Pictures within the data are to be left out; everything else must be reproduced exactly.

[Excerpt from a dataset]
━━━━━━━━━━
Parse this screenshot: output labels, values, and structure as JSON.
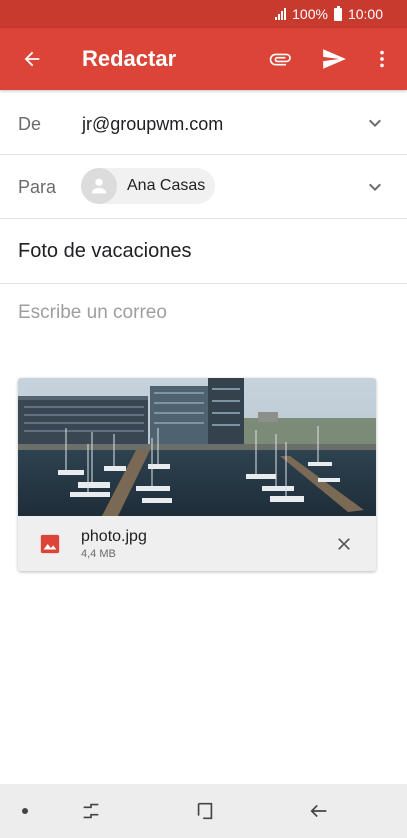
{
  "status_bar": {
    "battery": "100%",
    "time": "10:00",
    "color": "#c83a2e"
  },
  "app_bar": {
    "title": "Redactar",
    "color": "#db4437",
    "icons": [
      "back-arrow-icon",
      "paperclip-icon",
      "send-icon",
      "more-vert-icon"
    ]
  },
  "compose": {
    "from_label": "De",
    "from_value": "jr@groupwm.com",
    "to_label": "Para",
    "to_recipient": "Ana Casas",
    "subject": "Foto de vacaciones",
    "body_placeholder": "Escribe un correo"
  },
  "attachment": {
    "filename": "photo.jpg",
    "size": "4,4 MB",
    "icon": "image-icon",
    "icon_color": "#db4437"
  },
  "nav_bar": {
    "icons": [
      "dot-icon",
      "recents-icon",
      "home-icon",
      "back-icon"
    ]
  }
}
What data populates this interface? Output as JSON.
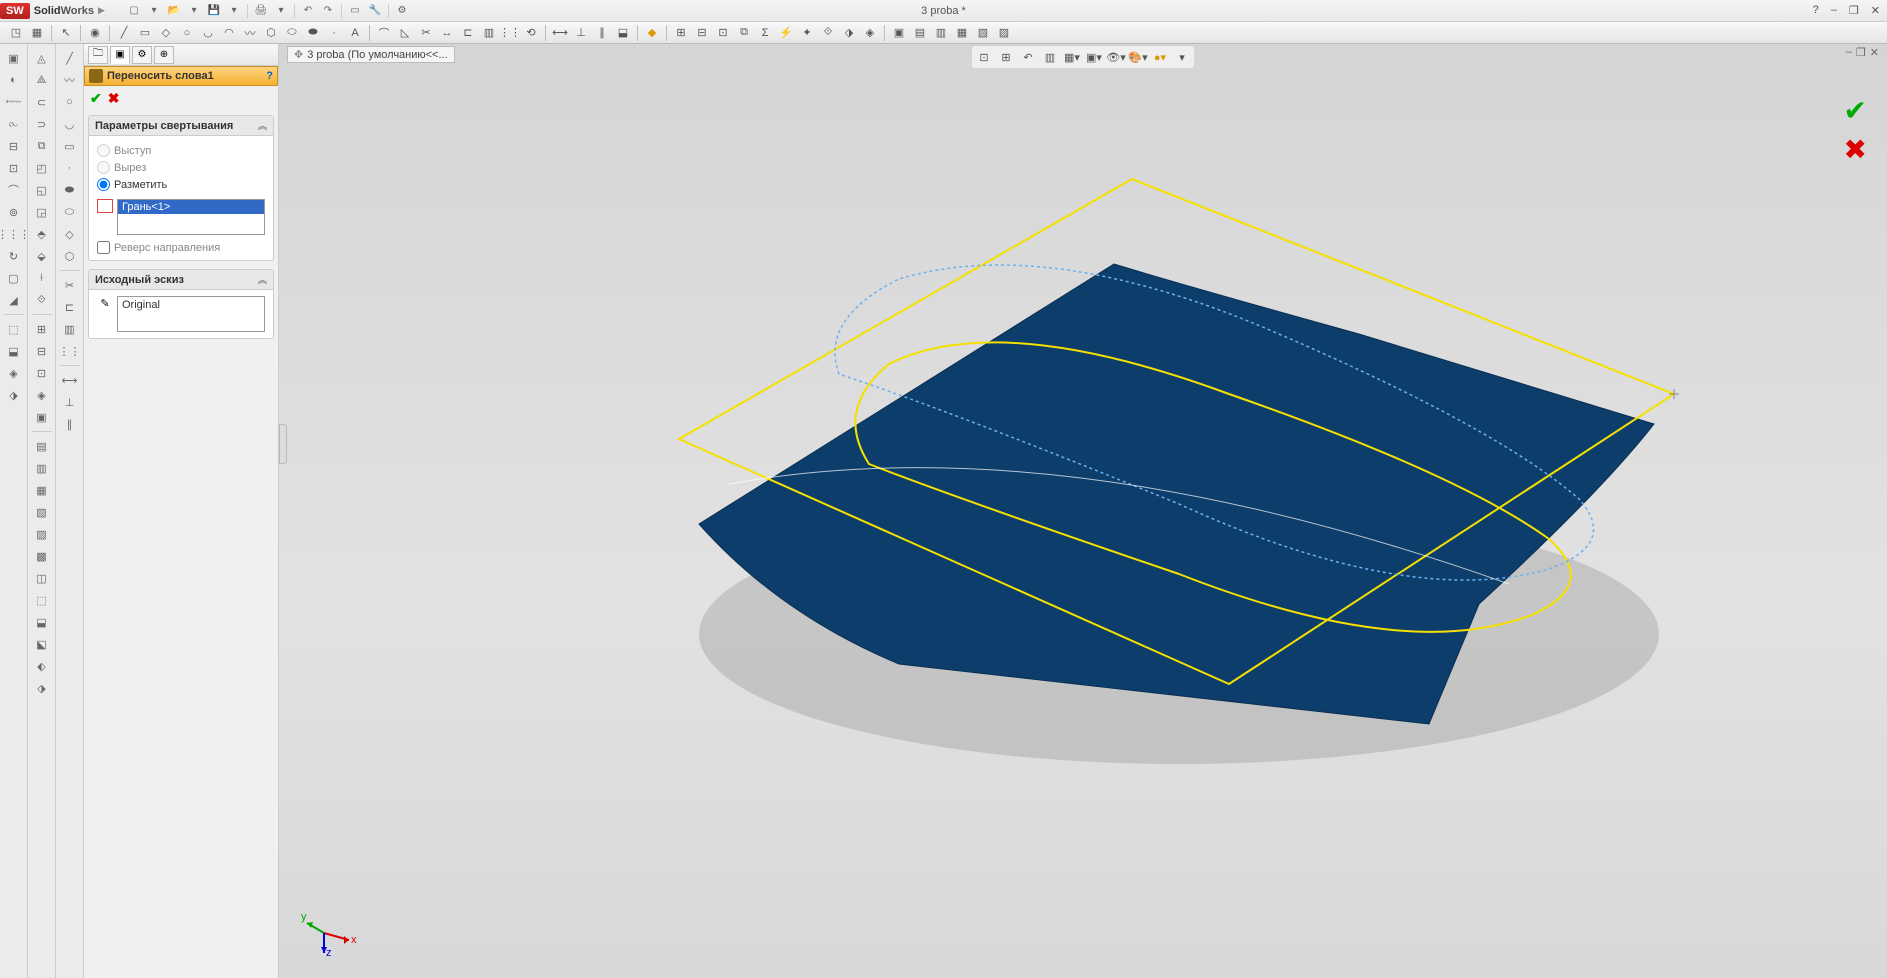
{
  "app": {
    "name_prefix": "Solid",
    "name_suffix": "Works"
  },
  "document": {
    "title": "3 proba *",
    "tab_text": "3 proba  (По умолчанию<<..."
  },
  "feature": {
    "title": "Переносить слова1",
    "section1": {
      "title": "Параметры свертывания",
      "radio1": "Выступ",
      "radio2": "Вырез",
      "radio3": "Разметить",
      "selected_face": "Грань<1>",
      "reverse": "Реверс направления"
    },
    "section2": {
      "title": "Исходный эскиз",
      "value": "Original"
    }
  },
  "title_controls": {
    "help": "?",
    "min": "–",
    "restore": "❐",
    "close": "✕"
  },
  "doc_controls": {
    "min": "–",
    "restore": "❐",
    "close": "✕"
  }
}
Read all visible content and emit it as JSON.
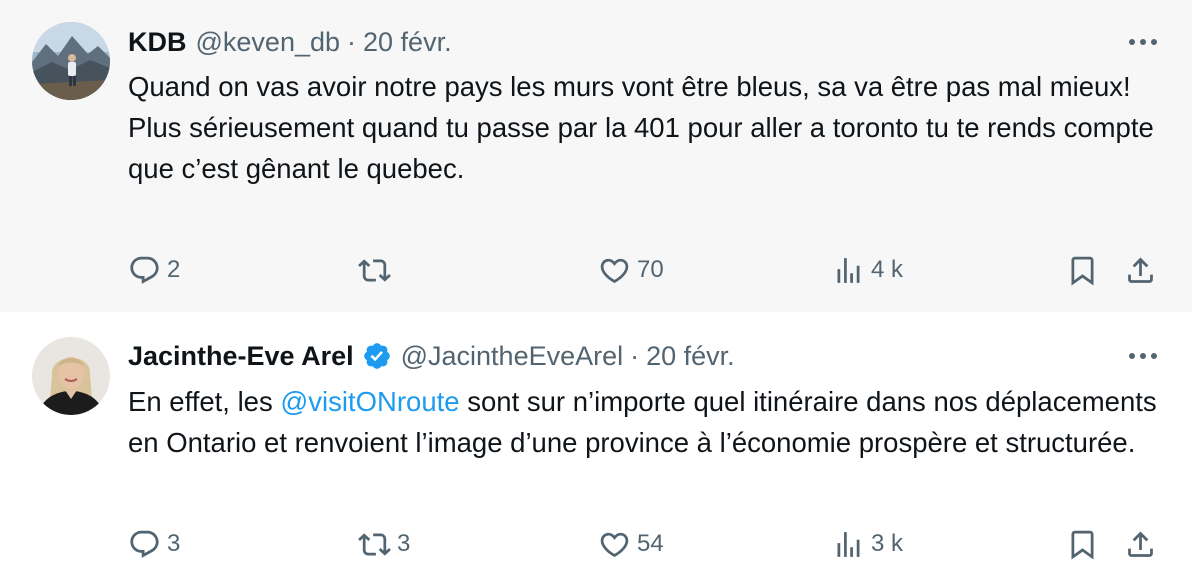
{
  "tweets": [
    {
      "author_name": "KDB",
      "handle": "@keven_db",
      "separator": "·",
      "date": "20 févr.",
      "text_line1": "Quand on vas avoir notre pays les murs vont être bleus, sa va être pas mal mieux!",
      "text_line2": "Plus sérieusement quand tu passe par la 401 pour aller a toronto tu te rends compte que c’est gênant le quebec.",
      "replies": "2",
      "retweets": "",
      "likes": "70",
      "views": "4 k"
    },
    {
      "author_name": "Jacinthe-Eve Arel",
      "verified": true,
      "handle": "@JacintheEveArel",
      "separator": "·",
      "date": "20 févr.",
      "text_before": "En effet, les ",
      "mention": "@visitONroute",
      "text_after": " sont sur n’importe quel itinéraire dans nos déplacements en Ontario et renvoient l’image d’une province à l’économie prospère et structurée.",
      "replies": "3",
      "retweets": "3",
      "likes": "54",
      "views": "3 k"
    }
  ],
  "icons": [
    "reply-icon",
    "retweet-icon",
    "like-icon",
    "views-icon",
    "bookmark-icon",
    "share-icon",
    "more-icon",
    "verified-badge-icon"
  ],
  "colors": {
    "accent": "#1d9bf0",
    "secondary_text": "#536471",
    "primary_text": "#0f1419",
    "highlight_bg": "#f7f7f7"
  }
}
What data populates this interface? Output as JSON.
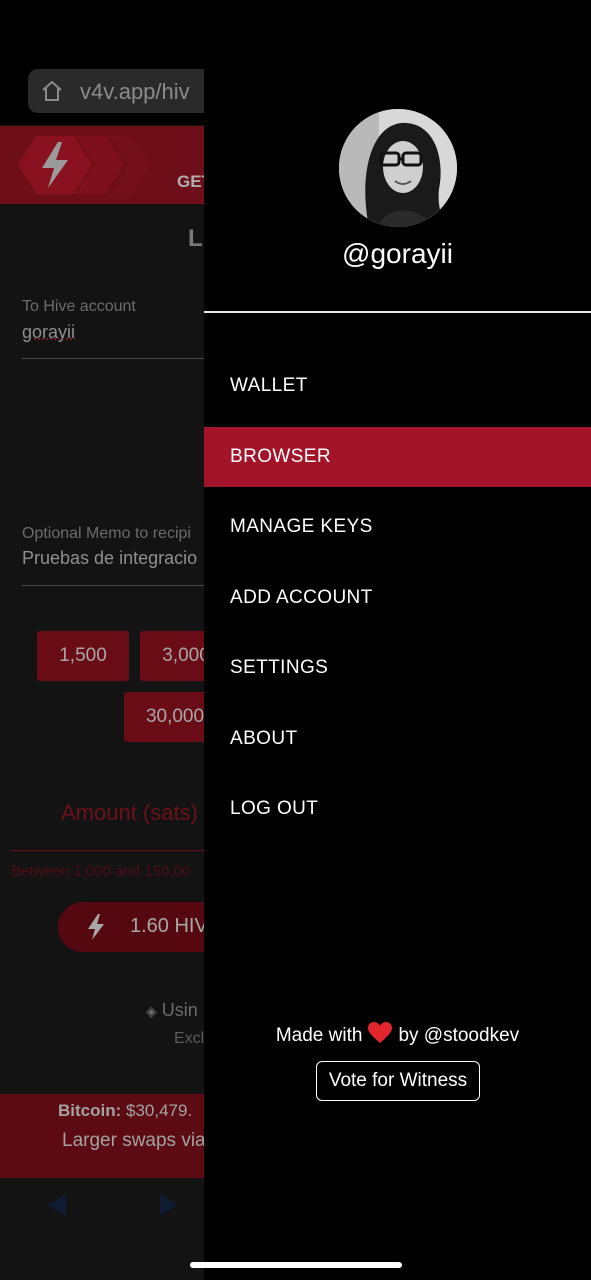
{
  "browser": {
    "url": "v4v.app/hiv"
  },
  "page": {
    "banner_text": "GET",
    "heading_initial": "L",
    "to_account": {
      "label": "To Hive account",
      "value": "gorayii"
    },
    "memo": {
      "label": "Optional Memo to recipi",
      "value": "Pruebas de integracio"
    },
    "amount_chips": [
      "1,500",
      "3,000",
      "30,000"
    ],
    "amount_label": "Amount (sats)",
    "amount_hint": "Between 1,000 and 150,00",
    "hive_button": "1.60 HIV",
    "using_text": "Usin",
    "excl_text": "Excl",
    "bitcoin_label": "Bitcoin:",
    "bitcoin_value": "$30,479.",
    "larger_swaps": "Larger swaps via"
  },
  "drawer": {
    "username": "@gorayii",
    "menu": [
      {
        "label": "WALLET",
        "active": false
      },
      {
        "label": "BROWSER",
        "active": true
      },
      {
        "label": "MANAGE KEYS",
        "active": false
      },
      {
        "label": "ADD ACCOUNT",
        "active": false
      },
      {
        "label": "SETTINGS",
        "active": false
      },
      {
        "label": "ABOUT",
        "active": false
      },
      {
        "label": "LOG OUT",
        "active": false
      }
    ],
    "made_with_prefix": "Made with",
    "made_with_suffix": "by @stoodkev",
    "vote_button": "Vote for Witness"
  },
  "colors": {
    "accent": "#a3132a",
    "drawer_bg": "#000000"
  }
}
━━━━━━━━━━
**SOLUTION TO THIS EXERCISE:**
Parse this screenshot: output labels, values, and structure as JSON.
{
  "status_bar": {
    "battery": "100%",
    "time": "10:00",
    "color": "#c83a2e"
  },
  "app_bar": {
    "title": "Redactar",
    "color": "#db4437",
    "icons": [
      "back-arrow-icon",
      "paperclip-icon",
      "send-icon",
      "more-vert-icon"
    ]
  },
  "compose": {
    "from_label": "De",
    "from_value": "jr@groupwm.com",
    "to_label": "Para",
    "to_recipient": "Ana Casas",
    "subject": "Foto de vacaciones",
    "body_placeholder": "Escribe un correo"
  },
  "attachment": {
    "filename": "photo.jpg",
    "size": "4,4 MB",
    "icon": "image-icon",
    "icon_color": "#db4437"
  },
  "nav_bar": {
    "icons": [
      "dot-icon",
      "recents-icon",
      "home-icon",
      "back-icon"
    ]
  }
}
What data populates this interface? Output as JSON.
{
  "app": {
    "name_prefix": "Solid",
    "name_suffix": "Works"
  },
  "document": {
    "title": "3 proba *",
    "tab_text": "3 proba  (По умолчанию<<..."
  },
  "feature": {
    "title": "Переносить слова1",
    "section1": {
      "title": "Параметры свертывания",
      "radio1": "Выступ",
      "radio2": "Вырез",
      "radio3": "Разметить",
      "selected_face": "Грань<1>",
      "reverse": "Реверс направления"
    },
    "section2": {
      "title": "Исходный эскиз",
      "value": "Original"
    }
  },
  "title_controls": {
    "help": "?",
    "min": "–",
    "restore": "❐",
    "close": "✕"
  },
  "doc_controls": {
    "min": "–",
    "restore": "❐",
    "close": "✕"
  }
}
Read all visible content and emit it as JSON.
{
  "tweets": [
    {
      "author_name": "KDB",
      "handle": "@keven_db",
      "separator": "·",
      "date": "20 févr.",
      "text_line1": "Quand on vas avoir notre pays les murs vont être bleus, sa va être pas mal mieux!",
      "text_line2": "Plus sérieusement quand tu passe par la 401 pour aller a toronto tu te rends compte que c’est gênant le quebec.",
      "replies": "2",
      "retweets": "",
      "likes": "70",
      "views": "4 k"
    },
    {
      "author_name": "Jacinthe-Eve Arel",
      "verified": true,
      "handle": "@JacintheEveArel",
      "separator": "·",
      "date": "20 févr.",
      "text_before": "En effet, les ",
      "mention": "@visitONroute",
      "text_after": " sont sur n’importe quel itinéraire dans nos déplacements en Ontario et renvoient l’image d’une province à l’économie prospère et structurée.",
      "replies": "3",
      "retweets": "3",
      "likes": "54",
      "views": "3 k"
    }
  ],
  "icons": [
    "reply-icon",
    "retweet-icon",
    "like-icon",
    "views-icon",
    "bookmark-icon",
    "share-icon",
    "more-icon",
    "verified-badge-icon"
  ],
  "colors": {
    "accent": "#1d9bf0",
    "secondary_text": "#536471",
    "primary_text": "#0f1419",
    "highlight_bg": "#f7f7f7"
  }
}
What data populates this interface? Output as JSON.
{
  "browser": {
    "url": "v4v.app/hiv"
  },
  "page": {
    "banner_text": "GET",
    "heading_initial": "L",
    "to_account": {
      "label": "To Hive account",
      "value": "gorayii"
    },
    "memo": {
      "label": "Optional Memo to recipi",
      "value": "Pruebas de integracio"
    },
    "amount_chips": [
      "1,500",
      "3,000",
      "30,000"
    ],
    "amount_label": "Amount (sats)",
    "amount_hint": "Between 1,000 and 150,00",
    "hive_button": "1.60 HIV",
    "using_text": "Usin",
    "excl_text": "Excl",
    "bitcoin_label": "Bitcoin:",
    "bitcoin_value": "$30,479.",
    "larger_swaps": "Larger swaps via"
  },
  "drawer": {
    "username": "@gorayii",
    "menu": [
      {
        "label": "WALLET",
        "active": false
      },
      {
        "label": "BROWSER",
        "active": true
      },
      {
        "label": "MANAGE KEYS",
        "active": false
      },
      {
        "label": "ADD ACCOUNT",
        "active": false
      },
      {
        "label": "SETTINGS",
        "active": false
      },
      {
        "label": "ABOUT",
        "active": false
      },
      {
        "label": "LOG OUT",
        "active": false
      }
    ],
    "made_with_prefix": "Made with",
    "made_with_suffix": "by @stoodkev",
    "vote_button": "Vote for Witness"
  },
  "colors": {
    "accent": "#a3132a",
    "drawer_bg": "#000000"
  }
}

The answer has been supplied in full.